Omit all pictures and give the records below again exactly as written.

━━━━

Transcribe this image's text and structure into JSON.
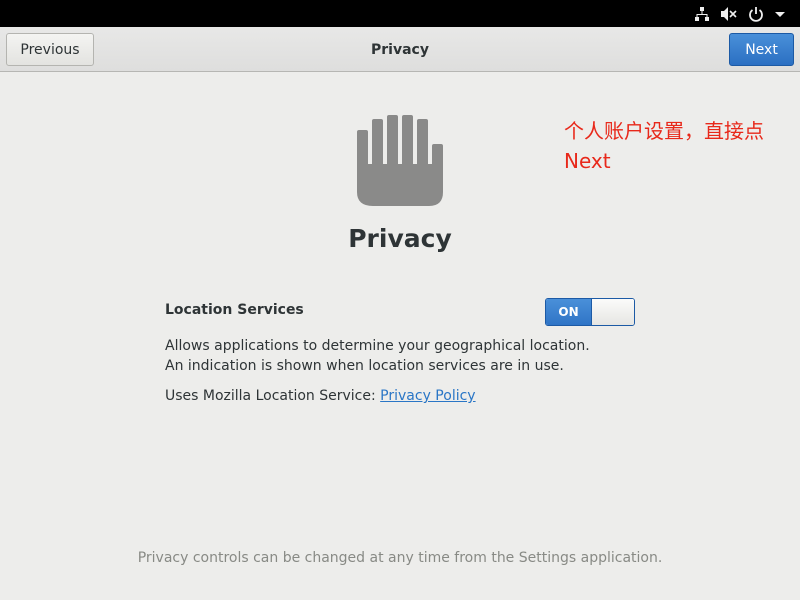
{
  "header": {
    "previous_label": "Previous",
    "title": "Privacy",
    "next_label": "Next"
  },
  "annotation": {
    "line1": "个人账户设置，直接点",
    "line2": "Next"
  },
  "page": {
    "title": "Privacy",
    "icon": "hand-stop-icon"
  },
  "location": {
    "label": "Location Services",
    "switch_state": "ON",
    "description": "Allows applications to determine your geographical location. An indication is shown when location services are in use.",
    "uses_prefix": "Uses Mozilla Location Service: ",
    "policy_link": "Privacy Policy"
  },
  "footer": {
    "note": "Privacy controls can be changed at any time from the Settings application."
  },
  "status_icons": [
    "network-icon",
    "volume-muted-icon",
    "power-icon",
    "dropdown-arrow-icon"
  ],
  "colors": {
    "accent": "#2f74c6",
    "annotation": "#e8281a",
    "link": "#2a76c6"
  }
}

━━━━

* [Exercise response]
Transcribe this image's text and structure into JSON.
{
  "header": {
    "previous_label": "Previous",
    "title": "Privacy",
    "next_label": "Next"
  },
  "annotation": {
    "line1": "个人账户设置，直接点",
    "line2": "Next"
  },
  "page": {
    "title": "Privacy",
    "icon": "hand-stop-icon"
  },
  "location": {
    "label": "Location Services",
    "switch_state": "ON",
    "description": "Allows applications to determine your geographical location. An indication is shown when location services are in use.",
    "uses_prefix": "Uses Mozilla Location Service: ",
    "policy_link": "Privacy Policy"
  },
  "footer": {
    "note": "Privacy controls can be changed at any time from the Settings application."
  },
  "status_icons": [
    "network-icon",
    "volume-muted-icon",
    "power-icon",
    "dropdown-arrow-icon"
  ],
  "colors": {
    "accent": "#2f74c6",
    "annotation": "#e8281a",
    "link": "#2a76c6"
  }
}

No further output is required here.